--- START ---

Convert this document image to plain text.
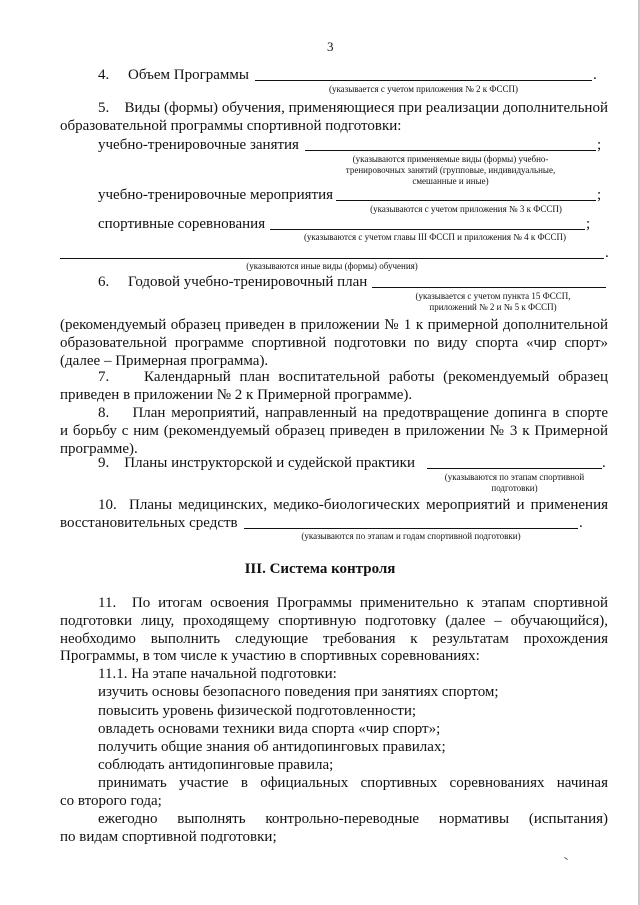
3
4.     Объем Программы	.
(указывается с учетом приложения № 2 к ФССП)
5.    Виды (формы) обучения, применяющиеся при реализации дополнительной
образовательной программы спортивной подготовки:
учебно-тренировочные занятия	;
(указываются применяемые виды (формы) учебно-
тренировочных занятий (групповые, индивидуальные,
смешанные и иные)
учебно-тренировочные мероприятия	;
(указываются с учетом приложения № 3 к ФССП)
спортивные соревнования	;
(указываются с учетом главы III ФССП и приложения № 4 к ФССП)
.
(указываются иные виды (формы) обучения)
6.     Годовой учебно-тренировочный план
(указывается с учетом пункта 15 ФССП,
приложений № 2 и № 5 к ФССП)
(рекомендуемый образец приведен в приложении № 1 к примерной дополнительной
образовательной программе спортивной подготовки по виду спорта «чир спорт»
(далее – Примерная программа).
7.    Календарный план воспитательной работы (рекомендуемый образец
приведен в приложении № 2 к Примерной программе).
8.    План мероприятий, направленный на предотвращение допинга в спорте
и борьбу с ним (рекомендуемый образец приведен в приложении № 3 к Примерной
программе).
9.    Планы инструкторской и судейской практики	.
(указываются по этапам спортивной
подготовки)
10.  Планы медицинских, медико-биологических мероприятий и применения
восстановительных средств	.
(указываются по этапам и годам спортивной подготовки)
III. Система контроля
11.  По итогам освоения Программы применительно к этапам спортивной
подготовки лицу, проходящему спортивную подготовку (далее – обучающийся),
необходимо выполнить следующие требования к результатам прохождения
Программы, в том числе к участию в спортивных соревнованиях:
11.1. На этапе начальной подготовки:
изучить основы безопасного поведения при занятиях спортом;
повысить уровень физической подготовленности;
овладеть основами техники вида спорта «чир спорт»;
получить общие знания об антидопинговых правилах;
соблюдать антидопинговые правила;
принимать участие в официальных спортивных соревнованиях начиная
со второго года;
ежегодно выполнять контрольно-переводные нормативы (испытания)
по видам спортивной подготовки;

--- END ---

*INSTRUCTIONS FOR THE TASK*.
Extract each line from the listing that holds the word "иные".

*CORRECT OUTPUT*.
смешанные и иные)
(указываются иные виды (формы) обучения)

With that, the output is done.